**TASK OBJECTIVE:** Set down the material below word for word, excluding the pictures.

**RECORD SET:**
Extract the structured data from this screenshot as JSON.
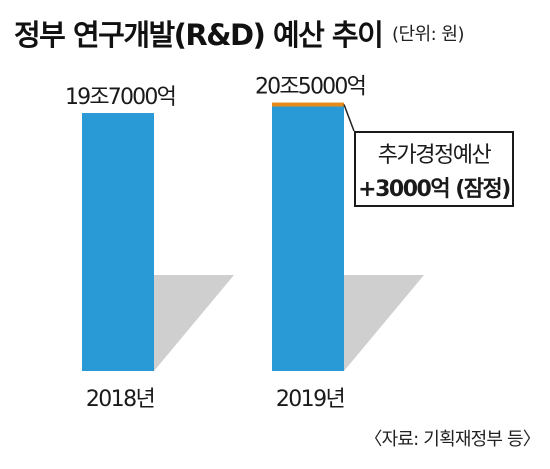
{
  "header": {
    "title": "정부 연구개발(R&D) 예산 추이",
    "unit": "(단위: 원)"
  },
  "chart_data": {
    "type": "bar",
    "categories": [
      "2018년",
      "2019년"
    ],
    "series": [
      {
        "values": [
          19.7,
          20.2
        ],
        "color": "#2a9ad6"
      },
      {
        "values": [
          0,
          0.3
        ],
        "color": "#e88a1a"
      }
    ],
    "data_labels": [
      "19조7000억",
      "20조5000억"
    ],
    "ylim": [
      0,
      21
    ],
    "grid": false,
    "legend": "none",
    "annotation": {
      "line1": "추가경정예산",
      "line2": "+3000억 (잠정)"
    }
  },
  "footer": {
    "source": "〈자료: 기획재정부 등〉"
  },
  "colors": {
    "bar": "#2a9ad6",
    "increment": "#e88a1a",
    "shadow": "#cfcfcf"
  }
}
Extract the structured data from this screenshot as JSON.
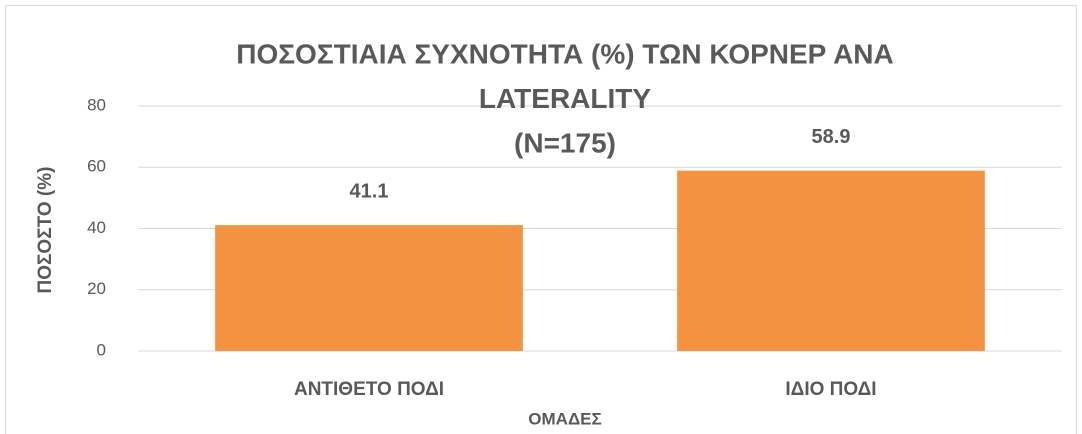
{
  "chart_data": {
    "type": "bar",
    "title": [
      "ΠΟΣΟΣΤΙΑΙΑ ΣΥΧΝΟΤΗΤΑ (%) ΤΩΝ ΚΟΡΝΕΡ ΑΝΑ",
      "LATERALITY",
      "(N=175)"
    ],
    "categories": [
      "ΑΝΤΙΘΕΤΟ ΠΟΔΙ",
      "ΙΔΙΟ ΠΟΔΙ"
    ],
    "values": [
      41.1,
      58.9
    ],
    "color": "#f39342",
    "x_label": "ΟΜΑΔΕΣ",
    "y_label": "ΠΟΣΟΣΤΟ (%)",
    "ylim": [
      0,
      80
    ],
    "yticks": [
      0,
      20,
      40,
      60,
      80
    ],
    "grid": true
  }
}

**RESULT FOR THIS TASK:**
Extract the structured data from this screenshot as JSON.
{
  "header": {
    "title": "정부 연구개발(R&D) 예산 추이",
    "unit": "(단위: 원)"
  },
  "chart_data": {
    "type": "bar",
    "categories": [
      "2018년",
      "2019년"
    ],
    "series": [
      {
        "values": [
          19.7,
          20.2
        ],
        "color": "#2a9ad6"
      },
      {
        "values": [
          0,
          0.3
        ],
        "color": "#e88a1a"
      }
    ],
    "data_labels": [
      "19조7000억",
      "20조5000억"
    ],
    "ylim": [
      0,
      21
    ],
    "grid": false,
    "legend": "none",
    "annotation": {
      "line1": "추가경정예산",
      "line2": "+3000억 (잠정)"
    }
  },
  "footer": {
    "source": "〈자료: 기획재정부 등〉"
  },
  "colors": {
    "bar": "#2a9ad6",
    "increment": "#e88a1a",
    "shadow": "#cfcfcf"
  }
}
Extract the structured data from this screenshot as JSON.
{
  "chart_data": {
    "type": "bar",
    "title": [
      "ΠΟΣΟΣΤΙΑΙΑ ΣΥΧΝΟΤΗΤΑ (%) ΤΩΝ ΚΟΡΝΕΡ ΑΝΑ",
      "LATERALITY",
      "(N=175)"
    ],
    "categories": [
      "ΑΝΤΙΘΕΤΟ ΠΟΔΙ",
      "ΙΔΙΟ ΠΟΔΙ"
    ],
    "values": [
      41.1,
      58.9
    ],
    "color": "#f39342",
    "x_label": "ΟΜΑΔΕΣ",
    "y_label": "ΠΟΣΟΣΤΟ (%)",
    "ylim": [
      0,
      80
    ],
    "yticks": [
      0,
      20,
      40,
      60,
      80
    ],
    "grid": true
  }
}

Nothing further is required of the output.